-- Begin Dataset entries --

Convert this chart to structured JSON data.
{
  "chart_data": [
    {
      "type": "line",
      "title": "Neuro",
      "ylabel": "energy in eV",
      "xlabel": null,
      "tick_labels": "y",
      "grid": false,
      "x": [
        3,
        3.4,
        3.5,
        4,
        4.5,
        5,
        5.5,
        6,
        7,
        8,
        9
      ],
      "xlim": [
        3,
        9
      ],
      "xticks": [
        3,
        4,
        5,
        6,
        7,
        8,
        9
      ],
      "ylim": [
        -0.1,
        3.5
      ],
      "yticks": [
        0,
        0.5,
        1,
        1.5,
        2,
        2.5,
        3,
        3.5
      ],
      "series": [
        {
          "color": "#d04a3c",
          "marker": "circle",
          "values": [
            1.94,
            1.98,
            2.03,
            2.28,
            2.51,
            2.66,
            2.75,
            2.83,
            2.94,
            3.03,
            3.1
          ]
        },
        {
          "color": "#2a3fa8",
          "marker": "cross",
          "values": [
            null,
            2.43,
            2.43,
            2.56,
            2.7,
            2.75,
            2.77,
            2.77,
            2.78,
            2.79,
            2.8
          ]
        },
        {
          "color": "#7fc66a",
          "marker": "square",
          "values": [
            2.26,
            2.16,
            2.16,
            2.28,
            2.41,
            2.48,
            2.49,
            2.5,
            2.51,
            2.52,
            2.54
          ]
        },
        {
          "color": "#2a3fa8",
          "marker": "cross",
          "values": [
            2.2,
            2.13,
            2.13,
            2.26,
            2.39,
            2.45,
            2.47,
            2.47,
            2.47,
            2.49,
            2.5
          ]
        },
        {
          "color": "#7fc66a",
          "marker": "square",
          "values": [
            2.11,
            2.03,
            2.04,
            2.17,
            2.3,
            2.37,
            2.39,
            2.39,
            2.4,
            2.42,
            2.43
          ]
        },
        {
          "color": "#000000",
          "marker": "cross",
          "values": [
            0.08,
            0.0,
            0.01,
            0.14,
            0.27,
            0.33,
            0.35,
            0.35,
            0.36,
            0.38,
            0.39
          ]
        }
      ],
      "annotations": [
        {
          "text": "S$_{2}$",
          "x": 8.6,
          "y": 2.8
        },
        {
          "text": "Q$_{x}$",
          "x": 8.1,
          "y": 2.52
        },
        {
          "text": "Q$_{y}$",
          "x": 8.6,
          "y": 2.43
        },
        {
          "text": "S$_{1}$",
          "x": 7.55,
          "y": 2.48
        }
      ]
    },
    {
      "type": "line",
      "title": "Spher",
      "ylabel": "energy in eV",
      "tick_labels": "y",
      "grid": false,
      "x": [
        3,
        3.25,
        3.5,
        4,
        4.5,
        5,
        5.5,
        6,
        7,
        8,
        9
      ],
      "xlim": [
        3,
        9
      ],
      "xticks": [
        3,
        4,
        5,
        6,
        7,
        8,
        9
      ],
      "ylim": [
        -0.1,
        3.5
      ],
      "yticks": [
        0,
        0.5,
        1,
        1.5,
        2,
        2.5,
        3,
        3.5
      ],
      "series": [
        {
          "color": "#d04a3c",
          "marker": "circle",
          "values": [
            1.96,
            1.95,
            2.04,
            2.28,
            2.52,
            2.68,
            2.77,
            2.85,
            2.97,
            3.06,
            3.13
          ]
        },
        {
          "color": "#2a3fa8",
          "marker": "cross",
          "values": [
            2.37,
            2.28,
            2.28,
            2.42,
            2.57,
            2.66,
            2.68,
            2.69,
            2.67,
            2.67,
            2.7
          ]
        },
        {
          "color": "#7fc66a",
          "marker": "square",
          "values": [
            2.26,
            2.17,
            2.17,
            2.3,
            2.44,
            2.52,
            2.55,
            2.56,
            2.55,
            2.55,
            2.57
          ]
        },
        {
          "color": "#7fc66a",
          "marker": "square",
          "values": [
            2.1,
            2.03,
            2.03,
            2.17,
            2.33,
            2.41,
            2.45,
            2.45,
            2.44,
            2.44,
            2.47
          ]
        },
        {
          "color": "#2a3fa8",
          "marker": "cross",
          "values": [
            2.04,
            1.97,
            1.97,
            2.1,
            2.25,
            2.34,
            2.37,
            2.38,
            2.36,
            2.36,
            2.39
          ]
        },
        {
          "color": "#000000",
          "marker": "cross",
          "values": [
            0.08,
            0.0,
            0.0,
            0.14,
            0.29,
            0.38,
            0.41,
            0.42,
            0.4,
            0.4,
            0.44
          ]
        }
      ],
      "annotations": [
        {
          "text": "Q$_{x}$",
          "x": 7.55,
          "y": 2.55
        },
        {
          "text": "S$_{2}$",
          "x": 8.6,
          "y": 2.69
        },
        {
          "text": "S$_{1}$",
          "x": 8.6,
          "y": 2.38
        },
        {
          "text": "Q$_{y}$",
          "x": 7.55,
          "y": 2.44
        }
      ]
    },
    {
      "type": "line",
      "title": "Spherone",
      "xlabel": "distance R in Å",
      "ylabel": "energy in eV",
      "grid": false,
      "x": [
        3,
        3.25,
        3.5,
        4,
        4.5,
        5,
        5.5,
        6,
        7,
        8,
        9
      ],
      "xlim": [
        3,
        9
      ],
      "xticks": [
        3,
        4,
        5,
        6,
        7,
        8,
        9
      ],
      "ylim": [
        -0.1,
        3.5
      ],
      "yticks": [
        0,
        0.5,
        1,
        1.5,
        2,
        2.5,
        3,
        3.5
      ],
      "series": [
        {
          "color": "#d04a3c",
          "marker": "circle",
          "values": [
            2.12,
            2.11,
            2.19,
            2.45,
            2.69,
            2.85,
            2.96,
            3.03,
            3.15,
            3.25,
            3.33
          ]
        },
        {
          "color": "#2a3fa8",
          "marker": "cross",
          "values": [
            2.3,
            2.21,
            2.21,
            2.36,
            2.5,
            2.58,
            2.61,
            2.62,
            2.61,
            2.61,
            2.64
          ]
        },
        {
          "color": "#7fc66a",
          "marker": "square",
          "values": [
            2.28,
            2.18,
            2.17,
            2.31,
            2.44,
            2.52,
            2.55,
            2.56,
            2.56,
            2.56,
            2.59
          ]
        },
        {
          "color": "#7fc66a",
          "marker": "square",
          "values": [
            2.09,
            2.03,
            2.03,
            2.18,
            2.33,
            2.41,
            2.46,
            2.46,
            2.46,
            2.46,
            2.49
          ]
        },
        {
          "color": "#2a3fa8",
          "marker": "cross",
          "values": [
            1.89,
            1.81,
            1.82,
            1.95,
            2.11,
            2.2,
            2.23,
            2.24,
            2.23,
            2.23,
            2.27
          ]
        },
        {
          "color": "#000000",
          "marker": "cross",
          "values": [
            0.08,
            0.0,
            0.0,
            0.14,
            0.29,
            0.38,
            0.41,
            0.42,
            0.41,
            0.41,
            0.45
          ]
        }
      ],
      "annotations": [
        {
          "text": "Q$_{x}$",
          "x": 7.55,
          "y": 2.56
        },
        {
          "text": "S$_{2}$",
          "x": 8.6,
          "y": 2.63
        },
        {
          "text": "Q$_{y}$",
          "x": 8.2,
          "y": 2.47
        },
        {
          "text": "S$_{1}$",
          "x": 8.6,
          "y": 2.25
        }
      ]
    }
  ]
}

-- End Dataset entries --

### [Exercise prompt]
Return the listing above word for word.

### [Answer for this exercise]
Convert this chart to structured JSON data.
{
  "chart_data": [
    {
      "type": "line",
      "title": "Neuro",
      "ylabel": "energy in eV",
      "xlabel": null,
      "tick_labels": "y",
      "grid": false,
      "x": [
        3,
        3.4,
        3.5,
        4,
        4.5,
        5,
        5.5,
        6,
        7,
        8,
        9
      ],
      "xlim": [
        3,
        9
      ],
      "xticks": [
        3,
        4,
        5,
        6,
        7,
        8,
        9
      ],
      "ylim": [
        -0.1,
        3.5
      ],
      "yticks": [
        0,
        0.5,
        1,
        1.5,
        2,
        2.5,
        3,
        3.5
      ],
      "series": [
        {
          "color": "#d04a3c",
          "marker": "circle",
          "values": [
            1.94,
            1.98,
            2.03,
            2.28,
            2.51,
            2.66,
            2.75,
            2.83,
            2.94,
            3.03,
            3.1
          ]
        },
        {
          "color": "#2a3fa8",
          "marker": "cross",
          "values": [
            null,
            2.43,
            2.43,
            2.56,
            2.7,
            2.75,
            2.77,
            2.77,
            2.78,
            2.79,
            2.8
          ]
        },
        {
          "color": "#7fc66a",
          "marker": "square",
          "values": [
            2.26,
            2.16,
            2.16,
            2.28,
            2.41,
            2.48,
            2.49,
            2.5,
            2.51,
            2.52,
            2.54
          ]
        },
        {
          "color": "#2a3fa8",
          "marker": "cross",
          "values": [
            2.2,
            2.13,
            2.13,
            2.26,
            2.39,
            2.45,
            2.47,
            2.47,
            2.47,
            2.49,
            2.5
          ]
        },
        {
          "color": "#7fc66a",
          "marker": "square",
          "values": [
            2.11,
            2.03,
            2.04,
            2.17,
            2.3,
            2.37,
            2.39,
            2.39,
            2.4,
            2.42,
            2.43
          ]
        },
        {
          "color": "#000000",
          "marker": "cross",
          "values": [
            0.08,
            0.0,
            0.01,
            0.14,
            0.27,
            0.33,
            0.35,
            0.35,
            0.36,
            0.38,
            0.39
          ]
        }
      ],
      "annotations": [
        {
          "text": "S$_{2}$",
          "x": 8.6,
          "y": 2.8
        },
        {
          "text": "Q$_{x}$",
          "x": 8.1,
          "y": 2.52
        },
        {
          "text": "Q$_{y}$",
          "x": 8.6,
          "y": 2.43
        },
        {
          "text": "S$_{1}$",
          "x": 7.55,
          "y": 2.48
        }
      ]
    },
    {
      "type": "line",
      "title": "Spher",
      "ylabel": "energy in eV",
      "tick_labels": "y",
      "grid": false,
      "x": [
        3,
        3.25,
        3.5,
        4,
        4.5,
        5,
        5.5,
        6,
        7,
        8,
        9
      ],
      "xlim": [
        3,
        9
      ],
      "xticks": [
        3,
        4,
        5,
        6,
        7,
        8,
        9
      ],
      "ylim": [
        -0.1,
        3.5
      ],
      "yticks": [
        0,
        0.5,
        1,
        1.5,
        2,
        2.5,
        3,
        3.5
      ],
      "series": [
        {
          "color": "#d04a3c",
          "marker": "circle",
          "values": [
            1.96,
            1.95,
            2.04,
            2.28,
            2.52,
            2.68,
            2.77,
            2.85,
            2.97,
            3.06,
            3.13
          ]
        },
        {
          "color": "#2a3fa8",
          "marker": "cross",
          "values": [
            2.37,
            2.28,
            2.28,
            2.42,
            2.57,
            2.66,
            2.68,
            2.69,
            2.67,
            2.67,
            2.7
          ]
        },
        {
          "color": "#7fc66a",
          "marker": "square",
          "values": [
            2.26,
            2.17,
            2.17,
            2.3,
            2.44,
            2.52,
            2.55,
            2.56,
            2.55,
            2.55,
            2.57
          ]
        },
        {
          "color": "#7fc66a",
          "marker": "square",
          "values": [
            2.1,
            2.03,
            2.03,
            2.17,
            2.33,
            2.41,
            2.45,
            2.45,
            2.44,
            2.44,
            2.47
          ]
        },
        {
          "color": "#2a3fa8",
          "marker": "cross",
          "values": [
            2.04,
            1.97,
            1.97,
            2.1,
            2.25,
            2.34,
            2.37,
            2.38,
            2.36,
            2.36,
            2.39
          ]
        },
        {
          "color": "#000000",
          "marker": "cross",
          "values": [
            0.08,
            0.0,
            0.0,
            0.14,
            0.29,
            0.38,
            0.41,
            0.42,
            0.4,
            0.4,
            0.44
          ]
        }
      ],
      "annotations": [
        {
          "text": "Q$_{x}$",
          "x": 7.55,
          "y": 2.55
        },
        {
          "text": "S$_{2}$",
          "x": 8.6,
          "y": 2.69
        },
        {
          "text": "S$_{1}$",
          "x": 8.6,
          "y": 2.38
        },
        {
          "text": "Q$_{y}$",
          "x": 7.55,
          "y": 2.44
        }
      ]
    },
    {
      "type": "line",
      "title": "Spherone",
      "xlabel": "distance R in Å",
      "ylabel": "energy in eV",
      "grid": false,
      "x": [
        3,
        3.25,
        3.5,
        4,
        4.5,
        5,
        5.5,
        6,
        7,
        8,
        9
      ],
      "xlim": [
        3,
        9
      ],
      "xticks": [
        3,
        4,
        5,
        6,
        7,
        8,
        9
      ],
      "ylim": [
        -0.1,
        3.5
      ],
      "yticks": [
        0,
        0.5,
        1,
        1.5,
        2,
        2.5,
        3,
        3.5
      ],
      "series": [
        {
          "color": "#d04a3c",
          "marker": "circle",
          "values": [
            2.12,
            2.11,
            2.19,
            2.45,
            2.69,
            2.85,
            2.96,
            3.03,
            3.15,
            3.25,
            3.33
          ]
        },
        {
          "color": "#2a3fa8",
          "marker": "cross",
          "values": [
            2.3,
            2.21,
            2.21,
            2.36,
            2.5,
            2.58,
            2.61,
            2.62,
            2.61,
            2.61,
            2.64
          ]
        },
        {
          "color": "#7fc66a",
          "marker": "square",
          "values": [
            2.28,
            2.18,
            2.17,
            2.31,
            2.44,
            2.52,
            2.55,
            2.56,
            2.56,
            2.56,
            2.59
          ]
        },
        {
          "color": "#7fc66a",
          "marker": "square",
          "values": [
            2.09,
            2.03,
            2.03,
            2.18,
            2.33,
            2.41,
            2.46,
            2.46,
            2.46,
            2.46,
            2.49
          ]
        },
        {
          "color": "#2a3fa8",
          "marker": "cross",
          "values": [
            1.89,
            1.81,
            1.82,
            1.95,
            2.11,
            2.2,
            2.23,
            2.24,
            2.23,
            2.23,
            2.27
          ]
        },
        {
          "color": "#000000",
          "marker": "cross",
          "values": [
            0.08,
            0.0,
            0.0,
            0.14,
            0.29,
            0.38,
            0.41,
            0.42,
            0.41,
            0.41,
            0.45
          ]
        }
      ],
      "annotations": [
        {
          "text": "Q$_{x}$",
          "x": 7.55,
          "y": 2.56
        },
        {
          "text": "S$_{2}$",
          "x": 8.6,
          "y": 2.63
        },
        {
          "text": "Q$_{y}$",
          "x": 8.2,
          "y": 2.47
        },
        {
          "text": "S$_{1}$",
          "x": 8.6,
          "y": 2.25
        }
      ]
    }
  ]
}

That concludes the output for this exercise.